Stored items:
↓↓↓

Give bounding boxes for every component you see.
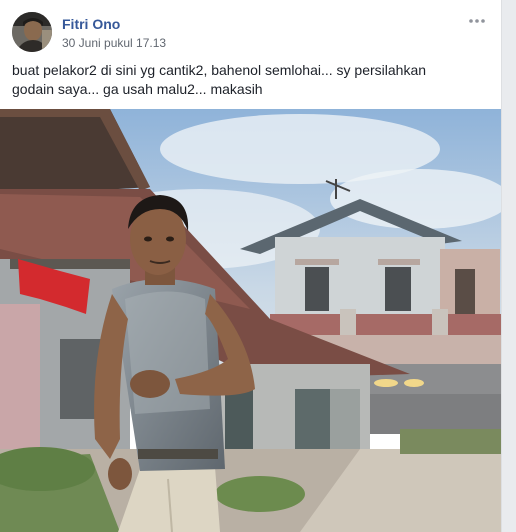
author-name-link[interactable]: Fitri Ono [62, 16, 120, 32]
post-timestamp[interactable]: 30 Juni pukul 17.13 [62, 36, 166, 50]
more-options-icon[interactable] [467, 14, 487, 28]
post-photo[interactable] [0, 109, 502, 532]
post-header: Fitri Ono 30 Juni pukul 17.13 [12, 12, 489, 54]
post-body-text: buat pelakor2 di sini yg cantik2, baheno… [12, 62, 427, 97]
ellipsis-icon [469, 19, 485, 23]
author-avatar[interactable] [12, 12, 52, 52]
avatar-image [12, 12, 52, 52]
post-card: Fitri Ono 30 Juni pukul 17.13 buat pelak… [0, 0, 502, 532]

↑↑↑

Copy every entry above line for line without changing anything, but leave out the pictures.

Give bounding boxes for every component you see.
author-name-link[interactable]: Fitri Ono [62, 16, 120, 32]
post-timestamp[interactable]: 30 Juni pukul 17.13 [62, 36, 166, 50]
more-options-icon[interactable] [467, 14, 487, 28]
post-photo[interactable] [0, 109, 502, 532]
post-header: Fitri Ono 30 Juni pukul 17.13 [12, 12, 489, 54]
post-body-text: buat pelakor2 di sini yg cantik2, baheno… [12, 62, 427, 97]
ellipsis-icon [469, 19, 485, 23]
author-avatar[interactable] [12, 12, 52, 52]
avatar-image [12, 12, 52, 52]
post-card: Fitri Ono 30 Juni pukul 17.13 buat pelak… [0, 0, 502, 532]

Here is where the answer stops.